» Written task
Lay out each line of the listing below as a numbered list, leaving out blank lines. Skip the pictures in your answer.

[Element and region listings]
# # # # # # #

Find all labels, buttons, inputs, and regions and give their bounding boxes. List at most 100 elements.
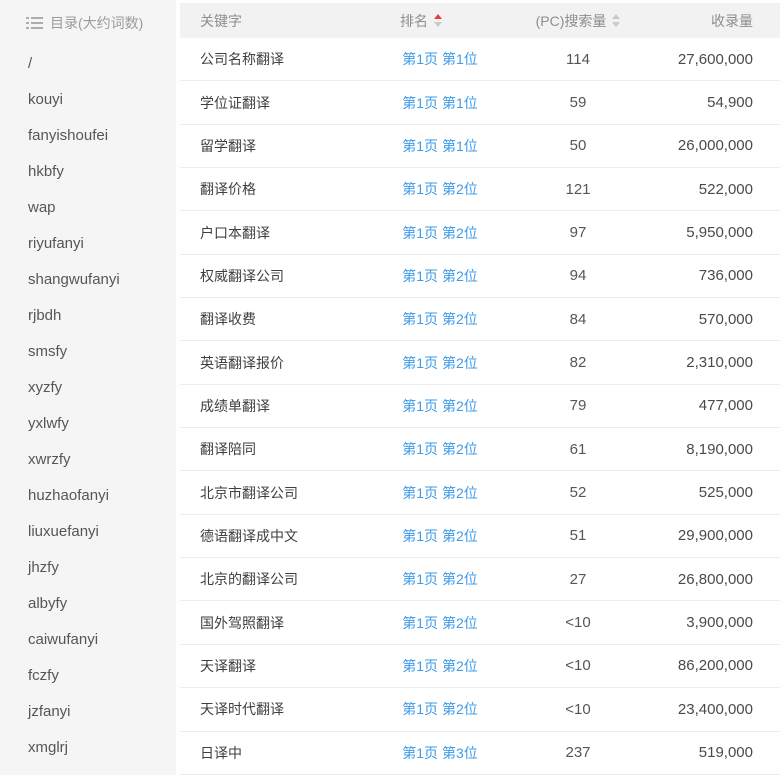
rank-link[interactable]: 第1页 第2位 <box>402 354 478 371</box>
rank-link[interactable]: 第1页 第2位 <box>402 571 478 588</box>
sidebar-item-15[interactable]: albyfy <box>28 594 68 612</box>
sidebar-item-11[interactable]: xwrzfy <box>28 450 71 468</box>
search-volume-cell: 52 <box>569 484 587 502</box>
sidebar-item-0[interactable]: / <box>28 54 33 72</box>
table-row: 翻译收费 第1页 第2位 84 570,000 <box>180 298 780 342</box>
sort-up-icon <box>612 14 621 19</box>
rank-link[interactable]: 第1页 第2位 <box>402 614 478 631</box>
rank-link[interactable]: 第1页 第2位 <box>402 224 478 241</box>
keyword-cell: 权威翻译公司 <box>200 267 284 284</box>
keyword-cell: 公司名称翻译 <box>200 51 284 68</box>
search-volume-cell: <10 <box>565 614 591 632</box>
table-row: 学位证翻译 第1页 第1位 59 54,900 <box>180 81 780 125</box>
table-row: 德语翻译成中文 第1页 第2位 51 29,900,000 <box>180 514 780 559</box>
table-row: 英语翻译报价 第1页 第2位 82 2,310,000 <box>180 341 780 385</box>
search-volume-cell: 97 <box>569 224 587 242</box>
rank-link[interactable]: 第1页 第1位 <box>402 94 478 111</box>
search-volume-cell: 61 <box>569 440 587 458</box>
table-row: 北京市翻译公司 第1页 第2位 52 525,000 <box>180 471 780 515</box>
keyword-cell: 户口本翻译 <box>200 224 270 241</box>
sidebar-item-5[interactable]: riyufanyi <box>28 234 84 252</box>
keyword-cell: 翻译价格 <box>200 181 256 198</box>
keyword-cell: 北京的翻译公司 <box>200 571 298 588</box>
search-volume-cell: 237 <box>565 744 591 762</box>
sidebar-item-7[interactable]: rjbdh <box>28 306 62 324</box>
sidebar-item-18[interactable]: jzfanyi <box>28 702 71 720</box>
sidebar-item-13[interactable]: liuxuefanyi <box>28 522 99 540</box>
index-volume-cell: 519,000 <box>698 744 753 762</box>
table-row: 翻译陪同 第1页 第2位 61 8,190,000 <box>180 428 780 472</box>
sidebar-item-16[interactable]: caiwufanyi <box>28 630 99 648</box>
sidebar-item-17[interactable]: fczfy <box>28 666 59 684</box>
keyword-table: 关键字 排名 (PC)搜索量 收录量 公司名称翻译 第1页 第1位 <box>180 0 780 775</box>
sidebar-item-1[interactable]: kouyi <box>28 90 64 108</box>
sidebar-item-8[interactable]: smsfy <box>28 342 68 360</box>
rank-link[interactable]: 第1页 第2位 <box>402 181 478 198</box>
table-row: 天译时代翻译 第1页 第2位 <10 23,400,000 <box>180 688 780 732</box>
keyword-cell: 英语翻译报价 <box>200 354 284 371</box>
search-volume-cell: 79 <box>569 397 587 415</box>
sidebar-title: 目录(大约词数) <box>50 14 144 31</box>
sidebar-item-12[interactable]: huzhaofanyi <box>28 486 109 504</box>
search-volume-cell: 84 <box>569 310 587 328</box>
keyword-cell: 国外驾照翻译 <box>200 614 284 631</box>
sidebar-item-2[interactable]: fanyishoufei <box>28 126 109 144</box>
table-row: 北京的翻译公司 第1页 第2位 27 26,800,000 <box>180 558 780 602</box>
search-volume-cell: 94 <box>569 267 587 285</box>
rank-link[interactable]: 第1页 第2位 <box>402 657 478 674</box>
table-header-row: 关键字 排名 (PC)搜索量 收录量 <box>180 3 780 38</box>
index-volume-cell: 26,800,000 <box>677 570 753 588</box>
keyword-cell: 翻译收费 <box>200 311 256 328</box>
sidebar-item-3[interactable]: hkbfy <box>28 162 64 180</box>
column-header-volume: 收录量 <box>711 12 753 29</box>
table-row: 翻译价格 第1页 第2位 121 522,000 <box>180 168 780 212</box>
rank-link[interactable]: 第1页 第2位 <box>402 527 478 544</box>
rank-link[interactable]: 第1页 第2位 <box>402 441 478 458</box>
table-row: 公司名称翻译 第1页 第1位 114 27,600,000 <box>180 38 780 82</box>
column-header-rank[interactable]: 排名 <box>380 11 500 31</box>
index-volume-cell: 5,950,000 <box>686 224 753 242</box>
rank-link[interactable]: 第1页 第2位 <box>402 397 478 414</box>
search-volume-cell: 59 <box>569 94 587 112</box>
index-volume-cell: 29,900,000 <box>677 527 753 545</box>
keyword-cell: 学位证翻译 <box>200 94 270 111</box>
index-volume-cell: 26,000,000 <box>677 137 753 155</box>
rank-link[interactable]: 第1页 第2位 <box>402 484 478 501</box>
index-volume-cell: 477,000 <box>698 397 753 415</box>
rank-link[interactable]: 第1页 第1位 <box>402 51 478 68</box>
column-header-search[interactable]: (PC)搜索量 <box>500 11 656 31</box>
search-volume-cell: 50 <box>569 137 587 155</box>
sidebar-item-4[interactable]: wap <box>28 198 56 216</box>
directory-list: / kouyi fanyishoufei hkbfy wap riyufanyi… <box>0 45 176 765</box>
rank-link[interactable]: 第1页 第2位 <box>402 701 478 718</box>
rank-link[interactable]: 第1页 第3位 <box>402 744 478 761</box>
sidebar-item-9[interactable]: xyzfy <box>28 378 63 396</box>
sidebar-item-6[interactable]: shangwufanyi <box>28 270 120 288</box>
sort-arrows-icon-search[interactable] <box>612 14 621 27</box>
rank-link[interactable]: 第1页 第2位 <box>402 311 478 328</box>
sidebar-item-14[interactable]: jhzfy <box>28 558 59 576</box>
keyword-cell: 成绩单翻译 <box>200 397 270 414</box>
keyword-cell: 日译中 <box>200 744 242 761</box>
sidebar-item-10[interactable]: yxlwfy <box>28 414 69 432</box>
sort-arrows-icon-rank[interactable] <box>434 14 442 27</box>
column-header-keyword: 关键字 <box>200 12 242 29</box>
table-row: 留学翻译 第1页 第1位 50 26,000,000 <box>180 124 780 169</box>
keyword-cell: 天译时代翻译 <box>200 701 284 718</box>
index-volume-cell: 522,000 <box>698 180 753 198</box>
search-volume-cell: <10 <box>565 657 591 675</box>
search-volume-cell: 27 <box>569 570 587 588</box>
index-volume-cell: 27,600,000 <box>677 50 753 68</box>
column-header-rank-label: 排名 <box>400 12 428 29</box>
sort-up-icon <box>434 14 442 19</box>
search-volume-cell: 121 <box>565 180 591 198</box>
sidebar-item-19[interactable]: xmglrj <box>28 738 68 756</box>
rank-link[interactable]: 第1页 第2位 <box>402 267 478 284</box>
table-row: 成绩单翻译 第1页 第2位 79 477,000 <box>180 384 780 429</box>
keyword-cell: 天译翻译 <box>200 657 256 674</box>
sidebar: 目录(大约词数) / kouyi fanyishoufei hkbfy wap … <box>0 0 176 775</box>
rank-link[interactable]: 第1页 第1位 <box>402 137 478 154</box>
index-volume-cell: 3,900,000 <box>686 614 753 632</box>
search-volume-cell: 114 <box>566 50 590 68</box>
table-row: 权威翻译公司 第1页 第2位 94 736,000 <box>180 254 780 299</box>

# # # # # # #

» Reply
1. Find all labels, buttons, inputs, and regions and give their bounding boxes. List at most 100 elements.
2. rank-link[interactable]: 第1页 第2位 <box>402 354 478 371</box>
3. rank-link[interactable]: 第1页 第2位 <box>402 571 478 588</box>
4. sidebar-item-15[interactable]: albyfy <box>28 594 68 612</box>
5. sidebar-item-11[interactable]: xwrzfy <box>28 450 71 468</box>
6. search-volume-cell: 52 <box>569 484 587 502</box>
7. sidebar-item-0[interactable]: / <box>28 54 33 72</box>
8. table-row: 翻译收费 第1页 第2位 84 570,000 <box>180 298 780 342</box>
9. sort-up-icon <box>612 14 621 19</box>
10. rank-link[interactable]: 第1页 第2位 <box>402 614 478 631</box>
11. rank-link[interactable]: 第1页 第2位 <box>402 224 478 241</box>
12. keyword-cell: 权威翻译公司 <box>200 267 284 284</box>
13. keyword-cell: 公司名称翻译 <box>200 51 284 68</box>
14. search-volume-cell: <10 <box>565 614 591 632</box>
15. table-row: 学位证翻译 第1页 第1位 59 54,900 <box>180 81 780 125</box>
16. table-row: 德语翻译成中文 第1页 第2位 51 29,900,000 <box>180 514 780 559</box>
17. table-row: 英语翻译报价 第1页 第2位 82 2,310,000 <box>180 341 780 385</box>
18. search-volume-cell: 97 <box>569 224 587 242</box>
19. rank-link[interactable]: 第1页 第1位 <box>402 94 478 111</box>
20. search-volume-cell: 61 <box>569 440 587 458</box>
21. table-row: 北京市翻译公司 第1页 第2位 52 525,000 <box>180 471 780 515</box>
22. keyword-cell: 户口本翻译 <box>200 224 270 241</box>
23. sidebar-item-5[interactable]: riyufanyi <box>28 234 84 252</box>
24. keyword-cell: 翻译价格 <box>200 181 256 198</box>
25. keyword-cell: 北京的翻译公司 <box>200 571 298 588</box>
26. search-volume-cell: 237 <box>565 744 591 762</box>
27. sidebar-item-7[interactable]: rjbdh <box>28 306 62 324</box>
28. sidebar-item-18[interactable]: jzfanyi <box>28 702 71 720</box>
29. sidebar-item-13[interactable]: liuxuefanyi <box>28 522 99 540</box>
30. index-volume-cell: 519,000 <box>698 744 753 762</box>
31. table-row: 翻译陪同 第1页 第2位 61 8,190,000 <box>180 428 780 472</box>
32. sidebar-item-16[interactable]: caiwufanyi <box>28 630 99 648</box>
33. sidebar-item-17[interactable]: fczfy <box>28 666 59 684</box>
34. keyword-table: 关键字 排名 (PC)搜索量 收录量 公司名称翻译 第1页 第1位 <box>180 0 780 775</box>
35. sidebar-item-1[interactable]: kouyi <box>28 90 64 108</box>
36. sidebar-item-8[interactable]: smsfy <box>28 342 68 360</box>
37. rank-link[interactable]: 第1页 第2位 <box>402 181 478 198</box>
38. table-row: 天译时代翻译 第1页 第2位 <10 23,400,000 <box>180 688 780 732</box>
39. keyword-cell: 英语翻译报价 <box>200 354 284 371</box>
40. search-volume-cell: 79 <box>569 397 587 415</box>
41. sidebar-title: 目录(大约词数) <box>50 14 144 31</box>
42. sidebar-item-12[interactable]: huzhaofanyi <box>28 486 109 504</box>
43. search-volume-cell: 84 <box>569 310 587 328</box>
44. keyword-cell: 国外驾照翻译 <box>200 614 284 631</box>
45. sidebar-item-2[interactable]: fanyishoufei <box>28 126 109 144</box>
46. table-row: 北京的翻译公司 第1页 第2位 27 26,800,000 <box>180 558 780 602</box>
47. search-volume-cell: 94 <box>569 267 587 285</box>
48. rank-link[interactable]: 第1页 第2位 <box>402 657 478 674</box>
49. table-header-row: 关键字 排名 (PC)搜索量 收录量 <box>180 3 780 38</box>
50. index-volume-cell: 26,800,000 <box>677 570 753 588</box>
51. keyword-cell: 翻译收费 <box>200 311 256 328</box>
52. sidebar-item-3[interactable]: hkbfy <box>28 162 64 180</box>
53. column-header-volume: 收录量 <box>711 12 753 29</box>
54. table-row: 翻译价格 第1页 第2位 121 522,000 <box>180 168 780 212</box>
55. rank-link[interactable]: 第1页 第2位 <box>402 527 478 544</box>
56. rank-link[interactable]: 第1页 第2位 <box>402 441 478 458</box>
57. table-row: 公司名称翻译 第1页 第1位 114 27,600,000 <box>180 38 780 82</box>
58. column-header-rank[interactable]: 排名 <box>380 11 500 31</box>
59. index-volume-cell: 5,950,000 <box>686 224 753 242</box>
60. rank-link[interactable]: 第1页 第2位 <box>402 397 478 414</box>
61. search-volume-cell: 59 <box>569 94 587 112</box>
62. index-volume-cell: 29,900,000 <box>677 527 753 545</box>
63. keyword-cell: 学位证翻译 <box>200 94 270 111</box>
64. index-volume-cell: 26,000,000 <box>677 137 753 155</box>
65. rank-link[interactable]: 第1页 第2位 <box>402 484 478 501</box>
66. index-volume-cell: 477,000 <box>698 397 753 415</box>
67. rank-link[interactable]: 第1页 第1位 <box>402 51 478 68</box>
68. column-header-search[interactable]: (PC)搜索量 <box>500 11 656 31</box>
69. search-volume-cell: 50 <box>569 137 587 155</box>
70. sidebar-item-4[interactable]: wap <box>28 198 56 216</box>
71. directory-list: / kouyi fanyishoufei hkbfy wap riyufanyi… <box>0 45 176 765</box>
72. rank-link[interactable]: 第1页 第2位 <box>402 701 478 718</box>
73. rank-link[interactable]: 第1页 第3位 <box>402 744 478 761</box>
74. sidebar-item-9[interactable]: xyzfy <box>28 378 63 396</box>
75. sidebar-item-6[interactable]: shangwufanyi <box>28 270 120 288</box>
76. sort-arrows-icon-search[interactable] <box>612 14 621 27</box>
77. rank-link[interactable]: 第1页 第2位 <box>402 311 478 328</box>
78. sidebar-item-14[interactable]: jhzfy <box>28 558 59 576</box>
79. keyword-cell: 成绩单翻译 <box>200 397 270 414</box>
80. keyword-cell: 日译中 <box>200 744 242 761</box>
81. sidebar-item-10[interactable]: yxlwfy <box>28 414 69 432</box>
82. sort-arrows-icon-rank[interactable] <box>434 14 442 27</box>
83. column-header-keyword: 关键字 <box>200 12 242 29</box>
84. table-row: 留学翻译 第1页 第1位 50 26,000,000 <box>180 124 780 169</box>
85. keyword-cell: 天译时代翻译 <box>200 701 284 718</box>
86. index-volume-cell: 522,000 <box>698 180 753 198</box>
87. search-volume-cell: <10 <box>565 657 591 675</box>
88. search-volume-cell: 27 <box>569 570 587 588</box>
89. index-volume-cell: 27,600,000 <box>677 50 753 68</box>
90. column-header-rank-label: 排名 <box>400 12 428 29</box>
91. sort-up-icon <box>434 14 442 19</box>
92. search-volume-cell: 121 <box>565 180 591 198</box>
93. sidebar-item-19[interactable]: xmglrj <box>28 738 68 756</box>
94. rank-link[interactable]: 第1页 第2位 <box>402 267 478 284</box>
95. table-row: 成绩单翻译 第1页 第2位 79 477,000 <box>180 384 780 429</box>
96. keyword-cell: 天译翻译 <box>200 657 256 674</box>
97. sidebar: 目录(大约词数) / kouyi fanyishoufei hkbfy wap … <box>0 0 176 775</box>
98. rank-link[interactable]: 第1页 第1位 <box>402 137 478 154</box>
99. index-volume-cell: 3,900,000 <box>686 614 753 632</box>
100. search-volume-cell: 114 <box>566 50 590 68</box>
101. table-row: 权威翻译公司 第1页 第2位 94 736,000 <box>180 254 780 299</box>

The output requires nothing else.